— Begin Exercise material —

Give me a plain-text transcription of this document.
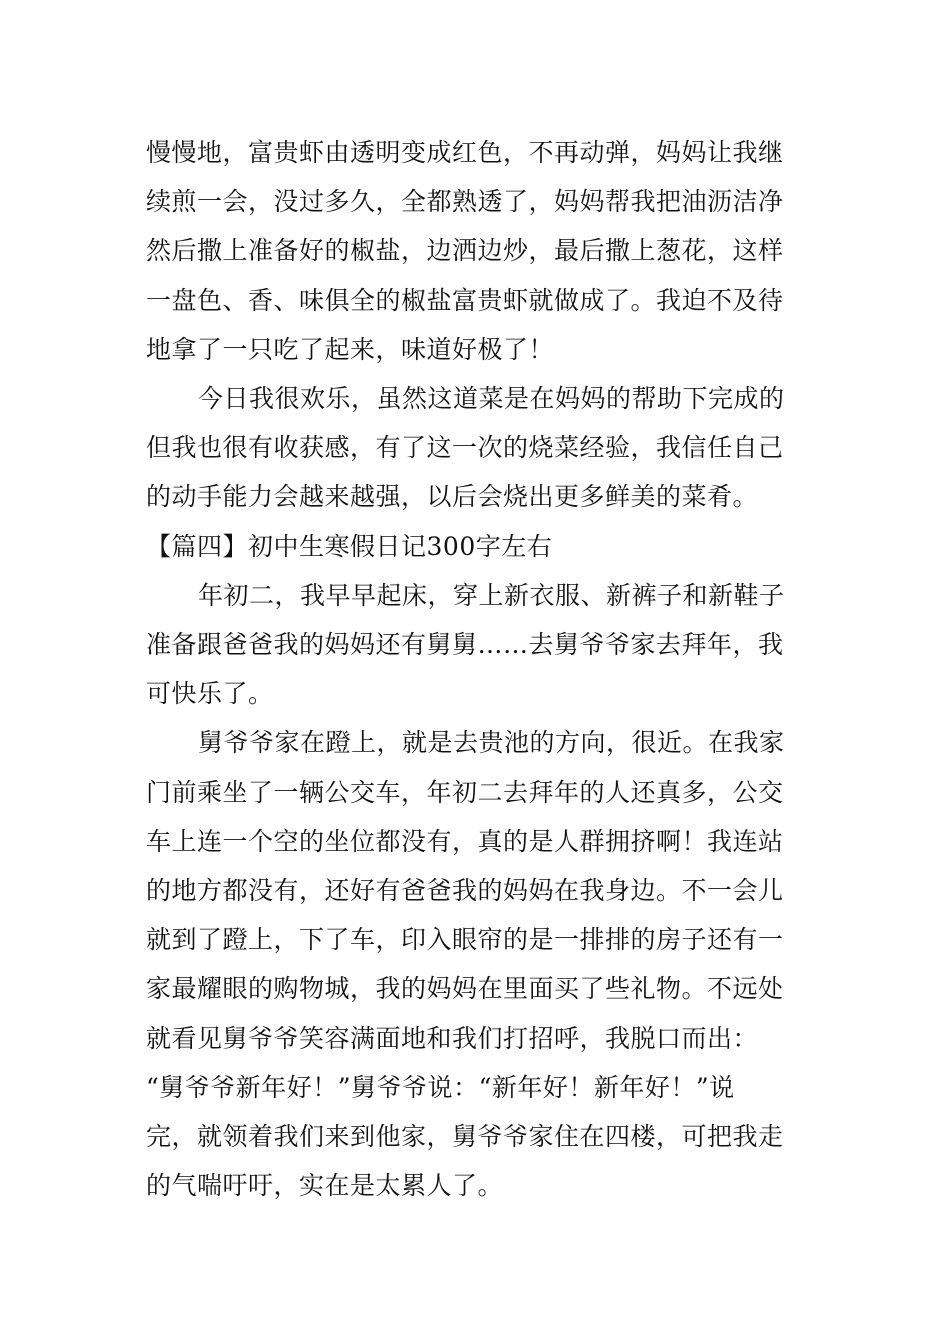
慢慢地，富贵虾由透明变成红色，不再动弹，妈妈让我继
续煎一会，没过多久，全都熟透了，妈妈帮我把油沥洁净
然后撒上准备好的椒盐，边洒边炒，最后撒上葱花，这样
一盘色、香、味俱全的椒盐富贵虾就做成了。我迫不及待
地拿了一只吃了起来，味道好极了！
今日我很欢乐，虽然这道菜是在妈妈的帮助下完成的
但我也很有收获感，有了这一次的烧菜经验，我信任自己
的动手能力会越来越强，以后会烧出更多鲜美的菜肴。
【篇四】初中生寒假日记300字左右
年初二，我早早起床，穿上新衣服、新裤子和新鞋子
准备跟爸爸我的妈妈还有舅舅……去舅爷爷家去拜年，我
可快乐了。
舅爷爷家在蹬上，就是去贵池的方向，很近。在我家
门前乘坐了一辆公交车，年初二去拜年的人还真多，公交
车上连一个空的坐位都没有，真的是人群拥挤啊！我连站
的地方都没有，还好有爸爸我的妈妈在我身边。不一会儿
就到了蹬上，下了车，印入眼帘的是一排排的房子还有一
家最耀眼的购物城，我的妈妈在里面买了些礼物。不远处
就看见舅爷爷笑容满面地和我们打招呼，我脱口而出：
“舅爷爷新年好！”舅爷爷说：“新年好！新年好！”说
完，就领着我们来到他家，舅爷爷家住在四楼，可把我走
的气喘吁吁，实在是太累人了。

— End Exercise material —

== Goal ==
Quote the preceding listing precisely and completely, omitting its images.

== Task result ==
Give me a plain-text transcription of this document.
慢慢地，富贵虾由透明变成红色，不再动弹，妈妈让我继
续煎一会，没过多久，全都熟透了，妈妈帮我把油沥洁净
然后撒上准备好的椒盐，边洒边炒，最后撒上葱花，这样
一盘色、香、味俱全的椒盐富贵虾就做成了。我迫不及待
地拿了一只吃了起来，味道好极了！
今日我很欢乐，虽然这道菜是在妈妈的帮助下完成的
但我也很有收获感，有了这一次的烧菜经验，我信任自己
的动手能力会越来越强，以后会烧出更多鲜美的菜肴。
【篇四】初中生寒假日记300字左右
年初二，我早早起床，穿上新衣服、新裤子和新鞋子
准备跟爸爸我的妈妈还有舅舅……去舅爷爷家去拜年，我
可快乐了。
舅爷爷家在蹬上，就是去贵池的方向，很近。在我家
门前乘坐了一辆公交车，年初二去拜年的人还真多，公交
车上连一个空的坐位都没有，真的是人群拥挤啊！我连站
的地方都没有，还好有爸爸我的妈妈在我身边。不一会儿
就到了蹬上，下了车，印入眼帘的是一排排的房子还有一
家最耀眼的购物城，我的妈妈在里面买了些礼物。不远处
就看见舅爷爷笑容满面地和我们打招呼，我脱口而出：
“舅爷爷新年好！”舅爷爷说：“新年好！新年好！”说
完，就领着我们来到他家，舅爷爷家住在四楼，可把我走
的气喘吁吁，实在是太累人了。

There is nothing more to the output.